— BEGIN RECORDED DATA —
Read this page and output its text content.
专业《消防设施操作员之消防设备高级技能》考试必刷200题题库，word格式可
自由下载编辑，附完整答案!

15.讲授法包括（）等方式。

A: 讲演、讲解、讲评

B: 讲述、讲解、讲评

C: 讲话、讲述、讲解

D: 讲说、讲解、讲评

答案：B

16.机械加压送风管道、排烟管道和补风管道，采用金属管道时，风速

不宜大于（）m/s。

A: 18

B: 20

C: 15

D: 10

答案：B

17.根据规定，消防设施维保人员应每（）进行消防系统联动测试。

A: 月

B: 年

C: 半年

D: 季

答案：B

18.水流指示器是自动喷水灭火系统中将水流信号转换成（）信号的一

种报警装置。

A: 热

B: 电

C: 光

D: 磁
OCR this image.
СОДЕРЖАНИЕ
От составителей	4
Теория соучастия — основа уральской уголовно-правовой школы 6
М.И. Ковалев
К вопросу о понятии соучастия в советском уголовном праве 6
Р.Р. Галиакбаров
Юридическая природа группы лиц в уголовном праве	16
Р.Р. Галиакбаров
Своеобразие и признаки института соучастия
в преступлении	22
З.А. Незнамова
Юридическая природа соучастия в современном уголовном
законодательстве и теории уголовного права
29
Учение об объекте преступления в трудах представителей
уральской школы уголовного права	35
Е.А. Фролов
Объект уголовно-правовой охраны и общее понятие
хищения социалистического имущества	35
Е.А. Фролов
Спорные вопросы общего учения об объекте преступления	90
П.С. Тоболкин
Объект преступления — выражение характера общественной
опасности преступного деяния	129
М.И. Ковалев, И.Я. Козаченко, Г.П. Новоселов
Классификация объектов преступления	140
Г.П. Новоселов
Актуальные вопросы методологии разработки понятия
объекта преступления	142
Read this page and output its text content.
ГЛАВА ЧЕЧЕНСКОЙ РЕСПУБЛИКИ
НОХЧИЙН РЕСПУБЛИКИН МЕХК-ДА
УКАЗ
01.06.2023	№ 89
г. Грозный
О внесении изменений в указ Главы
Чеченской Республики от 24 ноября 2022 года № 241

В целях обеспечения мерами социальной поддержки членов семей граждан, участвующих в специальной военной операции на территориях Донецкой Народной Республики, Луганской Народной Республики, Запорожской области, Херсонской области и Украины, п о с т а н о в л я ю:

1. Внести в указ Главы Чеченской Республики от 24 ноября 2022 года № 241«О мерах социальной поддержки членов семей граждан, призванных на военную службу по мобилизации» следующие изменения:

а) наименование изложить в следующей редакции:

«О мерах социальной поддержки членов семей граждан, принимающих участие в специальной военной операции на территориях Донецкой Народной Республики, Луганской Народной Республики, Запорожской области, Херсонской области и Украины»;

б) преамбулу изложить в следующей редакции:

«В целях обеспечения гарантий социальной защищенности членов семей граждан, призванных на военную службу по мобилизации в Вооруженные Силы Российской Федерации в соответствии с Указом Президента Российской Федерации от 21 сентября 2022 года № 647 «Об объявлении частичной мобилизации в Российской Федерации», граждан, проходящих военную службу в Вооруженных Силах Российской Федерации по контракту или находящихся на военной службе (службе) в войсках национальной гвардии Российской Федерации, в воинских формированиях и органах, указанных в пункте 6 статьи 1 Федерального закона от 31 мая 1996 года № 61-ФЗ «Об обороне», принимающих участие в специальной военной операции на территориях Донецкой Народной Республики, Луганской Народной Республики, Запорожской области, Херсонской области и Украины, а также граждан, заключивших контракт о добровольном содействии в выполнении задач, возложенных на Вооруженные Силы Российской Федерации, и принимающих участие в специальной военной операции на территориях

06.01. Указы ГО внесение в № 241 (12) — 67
— END RECORDED DATA —
Return all of the entries exactly as they were supplied.

SOLUTION BELOW:
Read this page and output its text content.
专业《消防设施操作员之消防设备高级技能》考试必刷200题题库，word格式可
自由下载编辑，附完整答案!

15.讲授法包括（）等方式。

A: 讲演、讲解、讲评

B: 讲述、讲解、讲评

C: 讲话、讲述、讲解

D: 讲说、讲解、讲评

答案：B

16.机械加压送风管道、排烟管道和补风管道，采用金属管道时，风速

不宜大于（）m/s。

A: 18

B: 20

C: 15

D: 10

答案：B

17.根据规定，消防设施维保人员应每（）进行消防系统联动测试。

A: 月

B: 年

C: 半年

D: 季

答案：B

18.水流指示器是自动喷水灭火系统中将水流信号转换成（）信号的一

种报警装置。

A: 热

B: 电

C: 光

D: 磁
OCR this image.
СОДЕРЖАНИЕ
От составителей	4
Теория соучастия — основа уральской уголовно-правовой школы 6
М.И. Ковалев
К вопросу о понятии соучастия в советском уголовном праве 6
Р.Р. Галиакбаров
Юридическая природа группы лиц в уголовном праве	16
Р.Р. Галиакбаров
Своеобразие и признаки института соучастия
в преступлении	22
З.А. Незнамова
Юридическая природа соучастия в современном уголовном
законодательстве и теории уголовного права
29
Учение об объекте преступления в трудах представителей
уральской школы уголовного права	35
Е.А. Фролов
Объект уголовно-правовой охраны и общее понятие
хищения социалистического имущества	35
Е.А. Фролов
Спорные вопросы общего учения об объекте преступления	90
П.С. Тоболкин
Объект преступления — выражение характера общественной
опасности преступного деяния	129
М.И. Ковалев, И.Я. Козаченко, Г.П. Новоселов
Классификация объектов преступления	140
Г.П. Новоселов
Актуальные вопросы методологии разработки понятия
объекта преступления	142
Read this page and output its text content.
ГЛАВА ЧЕЧЕНСКОЙ РЕСПУБЛИКИ
НОХЧИЙН РЕСПУБЛИКИН МЕХК-ДА
УКАЗ
01.06.2023	№ 89
г. Грозный
О внесении изменений в указ Главы
Чеченской Республики от 24 ноября 2022 года № 241

В целях обеспечения мерами социальной поддержки членов семей граждан, участвующих в специальной военной операции на территориях Донецкой Народной Республики, Луганской Народной Республики, Запорожской области, Херсонской области и Украины, п о с т а н о в л я ю:

1. Внести в указ Главы Чеченской Республики от 24 ноября 2022 года № 241«О мерах социальной поддержки членов семей граждан, призванных на военную службу по мобилизации» следующие изменения:

а) наименование изложить в следующей редакции:

«О мерах социальной поддержки членов семей граждан, принимающих участие в специальной военной операции на территориях Донецкой Народной Республики, Луганской Народной Республики, Запорожской области, Херсонской области и Украины»;

б) преамбулу изложить в следующей редакции:

«В целях обеспечения гарантий социальной защищенности членов семей граждан, призванных на военную службу по мобилизации в Вооруженные Силы Российской Федерации в соответствии с Указом Президента Российской Федерации от 21 сентября 2022 года № 647 «Об объявлении частичной мобилизации в Российской Федерации», граждан, проходящих военную службу в Вооруженных Силах Российской Федерации по контракту или находящихся на военной службе (службе) в войсках национальной гвардии Российской Федерации, в воинских формированиях и органах, указанных в пункте 6 статьи 1 Федерального закона от 31 мая 1996 года № 61-ФЗ «Об обороне», принимающих участие в специальной военной операции на территориях Донецкой Народной Республики, Луганской Народной Республики, Запорожской области, Херсонской области и Украины, а также граждан, заключивших контракт о добровольном содействии в выполнении задач, возложенных на Вооруженные Силы Российской Федерации, и принимающих участие в специальной военной операции на территориях

06.01. Указы ГО внесение в № 241 (12) — 67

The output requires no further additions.